> [TASK GOAL] Check each line of the data for "times" and select those that have it.
=======
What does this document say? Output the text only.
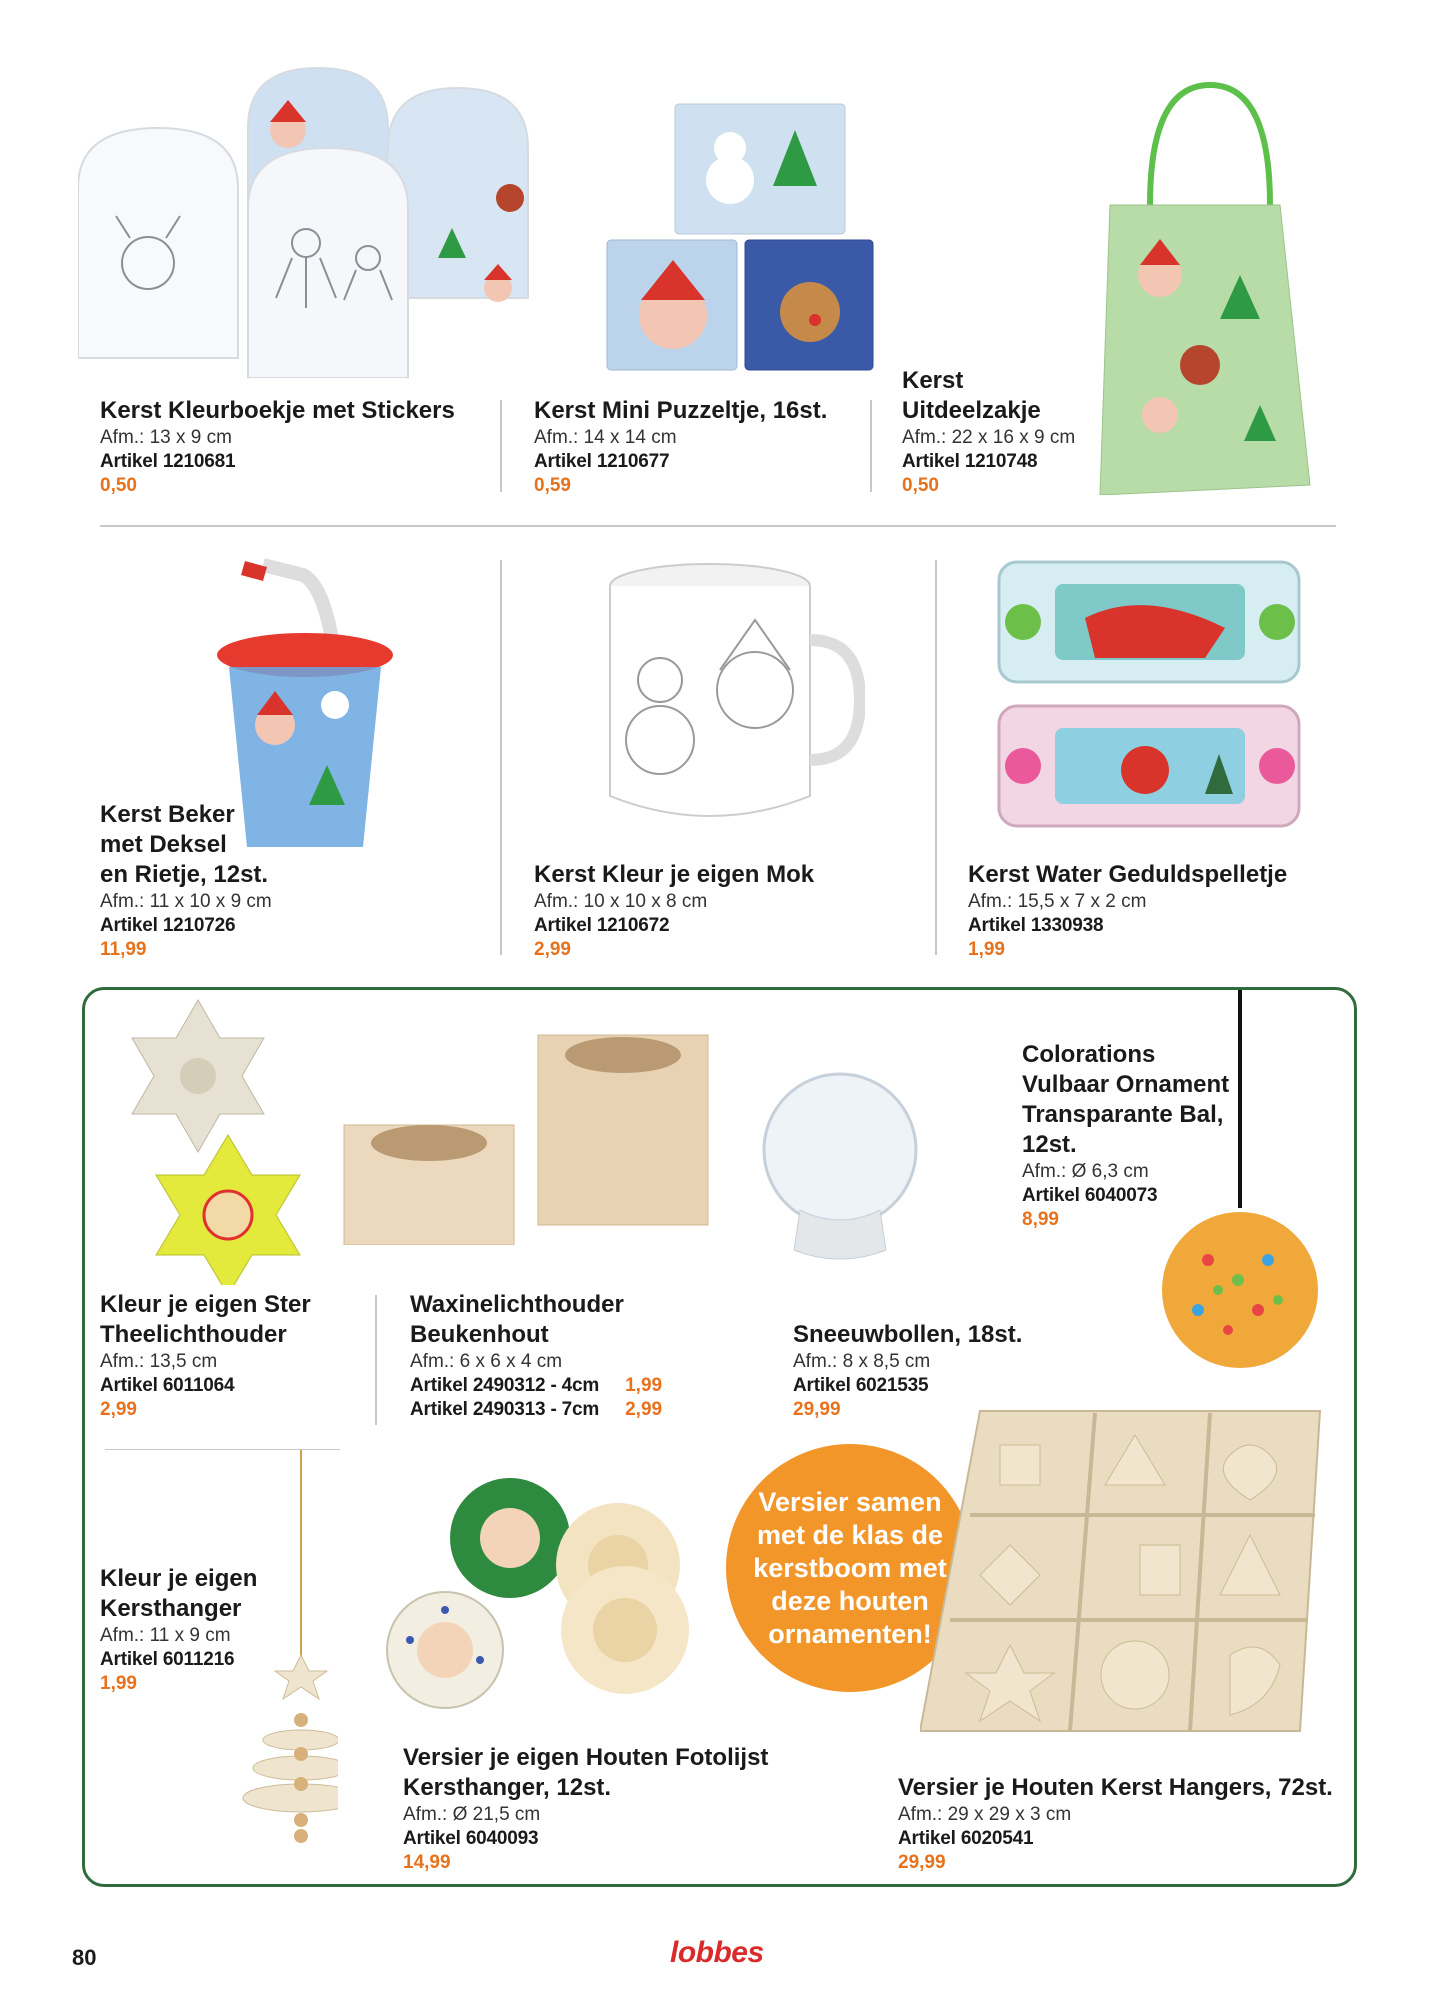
Kerst Kleurboekje met Stickers
Afm.: 13 x 9 cm
Artikel 1210681
0,50
Kerst Mini Puzzeltje, 16st.
Afm.: 14 x 14 cm
Artikel 1210677
0,59
Kerst
Uitdeelzakje
Afm.: 22 x 16 x 9 cm
Artikel 1210748
0,50
Kerst Beker
met Deksel
en Rietje, 12st.
Afm.: 11 x 10 x 9 cm
Artikel 1210726
11,99
Kerst Kleur je eigen Mok
Afm.: 10 x 10 x 8 cm
Artikel 1210672
2,99
Kerst Water Geduldspelletje
Afm.: 15,5 x 7 x 2 cm
Artikel 1330938
1,99
Colorations
Vulbaar Ornament
Transparante Bal,
12st.
Afm.: Ø 6,3 cm
Artikel 6040073
8,99
Kleur je eigen Ster
Theelichthouder
Afm.: 13,5 cm
Artikel 6011064
2,99
Waxinelichthouder
Beukenhout
Afm.: 6 x 6 x 4 cm
Artikel 2490312 - 4cm 1,99
Artikel 2490313 - 7cm 2,99
Sneeuwbollen, 18st.
Afm.: 8 x 8,5 cm
Artikel 6021535
29,99
Kleur je eigen
Kersthanger
Afm.: 11 x 9 cm
Artikel 6011216
1,99
Versier samen
met de klas de
kerstboom met
deze houten
ornamenten!
Versier je eigen Houten Fotolijst
Kersthanger, 12st.
Afm.: Ø 21,5 cm
Artikel 6040093
14,99
Versier je Houten Kerst Hangers, 72st.
Afm.: 29 x 29 x 3 cm
Artikel 6020541
29,99
80	lobbes
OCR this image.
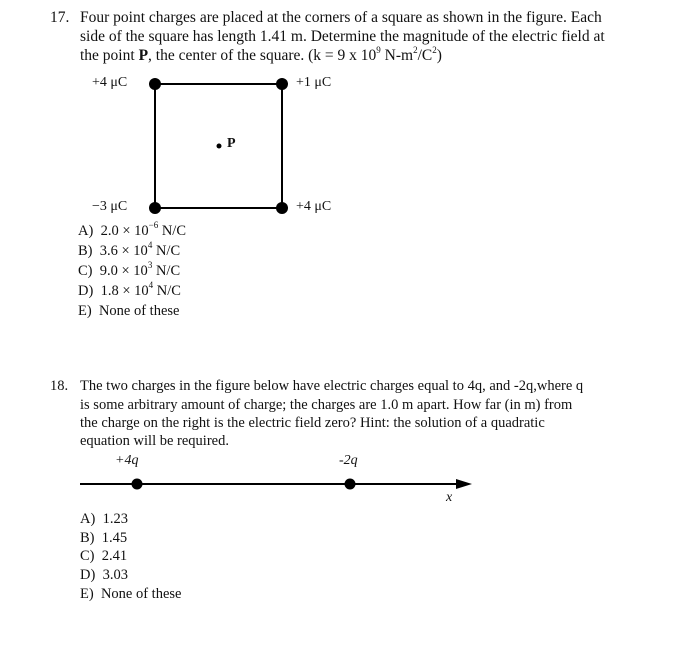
17. Four point charges are placed at the corners of a square as shown in the figure. Each
side of the square has length 1.41 m. Determine the magnitude of the electric field at
the point P, the center of the square. (k = 9 x $10^9$ $N-m^2/C^2$)
+4 μC	+1 μC
−3 μC	+4 μC
P
18. The two charges in the figure below have electric charges equal to 4q, and -2q,where q
is some arbitrary amount of charge; the charges are 1.0 m apart. How far (in m) from
the charge on the right is the electric field zero? Hint: the solution of a quadratic
equation will be required.
+4q	-2q
x
A) $2.0 \times 10^{-6}$ N/C
B) $3.6 \times 10^4$ N/C
C) $9.0 \times 10^3$ N/C
D) $1.8 \times 10^4$ N/C
E) None of these
A) 1.23
B) 1.45
C) 2.41
D) 3.03
E) None of these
=======
> [COMPLETED EXERCISE]
A) $2.0 \times 10^{-6}$ N/C
B) $3.6 \times 10^4$ N/C
C) $9.0 \times 10^3$ N/C
D) $1.8 \times 10^4$ N/C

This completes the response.